Your reply should be one number: the count of lines holding the word "заменить".
"""
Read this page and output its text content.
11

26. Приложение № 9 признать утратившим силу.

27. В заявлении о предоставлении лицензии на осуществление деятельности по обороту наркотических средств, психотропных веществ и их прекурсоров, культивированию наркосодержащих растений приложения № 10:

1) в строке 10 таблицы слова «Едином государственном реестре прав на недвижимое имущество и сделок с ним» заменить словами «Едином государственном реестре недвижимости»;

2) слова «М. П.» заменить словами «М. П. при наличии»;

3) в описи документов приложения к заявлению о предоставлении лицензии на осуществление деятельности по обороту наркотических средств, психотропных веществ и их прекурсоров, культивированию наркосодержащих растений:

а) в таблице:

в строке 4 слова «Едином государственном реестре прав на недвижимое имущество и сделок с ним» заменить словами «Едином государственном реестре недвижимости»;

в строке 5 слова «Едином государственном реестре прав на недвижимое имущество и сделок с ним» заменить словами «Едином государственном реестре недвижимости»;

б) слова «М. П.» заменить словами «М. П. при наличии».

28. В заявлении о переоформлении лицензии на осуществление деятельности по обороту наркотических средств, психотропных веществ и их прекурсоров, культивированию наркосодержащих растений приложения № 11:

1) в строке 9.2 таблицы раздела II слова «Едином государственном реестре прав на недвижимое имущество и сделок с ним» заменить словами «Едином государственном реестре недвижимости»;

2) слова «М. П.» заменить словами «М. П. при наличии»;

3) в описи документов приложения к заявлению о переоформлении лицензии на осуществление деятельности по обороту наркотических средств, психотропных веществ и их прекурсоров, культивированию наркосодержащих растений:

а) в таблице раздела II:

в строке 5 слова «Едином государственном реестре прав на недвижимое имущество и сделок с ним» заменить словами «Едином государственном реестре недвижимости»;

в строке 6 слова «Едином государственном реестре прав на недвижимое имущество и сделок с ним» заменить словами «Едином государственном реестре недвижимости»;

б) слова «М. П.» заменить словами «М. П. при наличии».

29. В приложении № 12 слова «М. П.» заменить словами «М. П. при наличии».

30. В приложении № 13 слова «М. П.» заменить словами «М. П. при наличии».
"""
» **Full response**
12